### STORED RECORDS ###

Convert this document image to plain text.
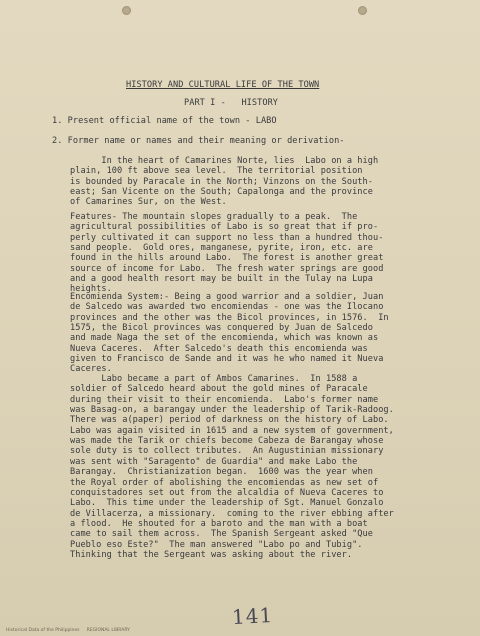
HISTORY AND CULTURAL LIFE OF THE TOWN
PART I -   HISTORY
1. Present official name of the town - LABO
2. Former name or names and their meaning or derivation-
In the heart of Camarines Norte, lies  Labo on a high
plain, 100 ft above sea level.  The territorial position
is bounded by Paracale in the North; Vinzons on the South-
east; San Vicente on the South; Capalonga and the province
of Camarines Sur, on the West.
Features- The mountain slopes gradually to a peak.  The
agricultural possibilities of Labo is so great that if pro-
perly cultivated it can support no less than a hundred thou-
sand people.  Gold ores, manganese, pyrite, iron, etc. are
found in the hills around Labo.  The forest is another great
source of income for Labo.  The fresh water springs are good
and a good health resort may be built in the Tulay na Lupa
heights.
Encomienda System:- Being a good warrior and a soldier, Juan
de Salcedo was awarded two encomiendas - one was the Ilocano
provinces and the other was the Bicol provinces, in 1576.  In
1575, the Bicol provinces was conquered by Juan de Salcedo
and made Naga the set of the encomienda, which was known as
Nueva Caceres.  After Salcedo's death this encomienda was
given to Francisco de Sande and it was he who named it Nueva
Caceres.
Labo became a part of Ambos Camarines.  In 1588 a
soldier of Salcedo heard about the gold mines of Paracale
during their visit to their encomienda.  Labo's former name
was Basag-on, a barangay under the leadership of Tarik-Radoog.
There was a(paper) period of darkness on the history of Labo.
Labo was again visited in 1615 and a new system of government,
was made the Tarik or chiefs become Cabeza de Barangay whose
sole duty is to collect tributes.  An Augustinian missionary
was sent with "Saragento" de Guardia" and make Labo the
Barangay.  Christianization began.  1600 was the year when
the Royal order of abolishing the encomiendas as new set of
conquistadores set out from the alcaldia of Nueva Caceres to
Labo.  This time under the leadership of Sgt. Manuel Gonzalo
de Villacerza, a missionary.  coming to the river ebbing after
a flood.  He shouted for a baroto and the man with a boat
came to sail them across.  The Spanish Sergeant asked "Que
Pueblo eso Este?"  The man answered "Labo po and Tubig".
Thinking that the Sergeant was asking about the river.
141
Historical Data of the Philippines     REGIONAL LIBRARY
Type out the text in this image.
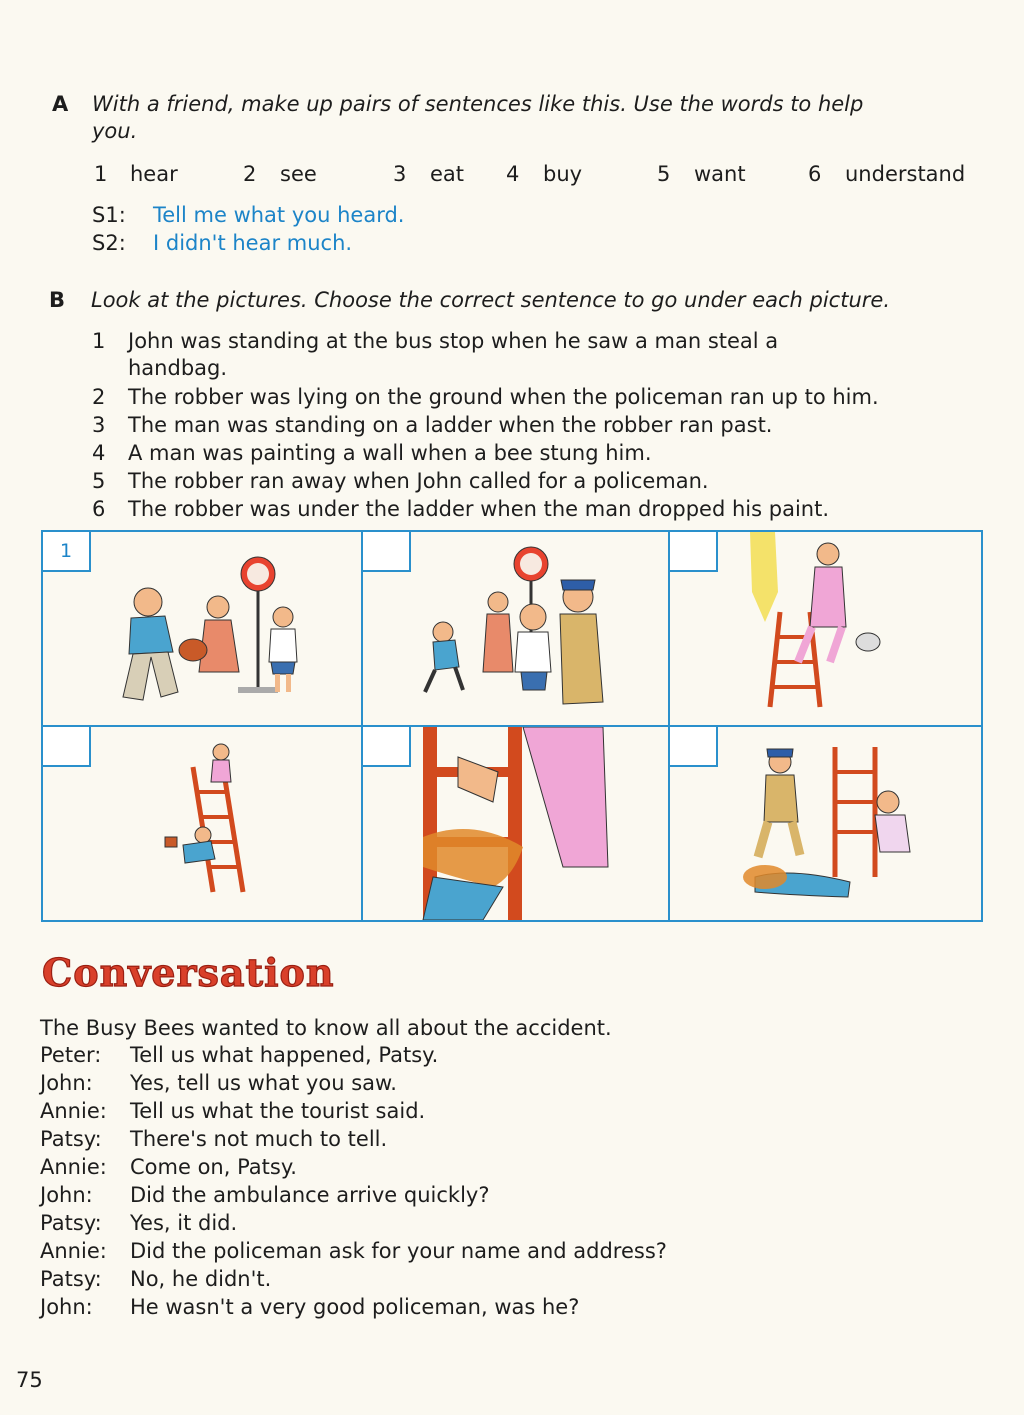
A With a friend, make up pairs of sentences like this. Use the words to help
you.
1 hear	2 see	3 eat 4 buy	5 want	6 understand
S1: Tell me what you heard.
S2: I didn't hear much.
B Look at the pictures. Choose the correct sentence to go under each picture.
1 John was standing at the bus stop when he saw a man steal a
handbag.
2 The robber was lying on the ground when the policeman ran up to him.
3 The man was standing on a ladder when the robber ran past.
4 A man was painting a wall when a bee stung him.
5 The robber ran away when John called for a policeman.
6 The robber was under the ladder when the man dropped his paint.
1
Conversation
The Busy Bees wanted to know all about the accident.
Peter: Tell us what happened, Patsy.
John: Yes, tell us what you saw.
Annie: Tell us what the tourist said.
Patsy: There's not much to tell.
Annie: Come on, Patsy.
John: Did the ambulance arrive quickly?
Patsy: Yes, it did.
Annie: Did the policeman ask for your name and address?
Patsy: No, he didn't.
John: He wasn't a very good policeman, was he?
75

###

Out of the preceding entries, pull every line containing the string "that".

agricultural possibilities of Labo is so great that if pro-
Thinking that the Sergeant was asking about the river.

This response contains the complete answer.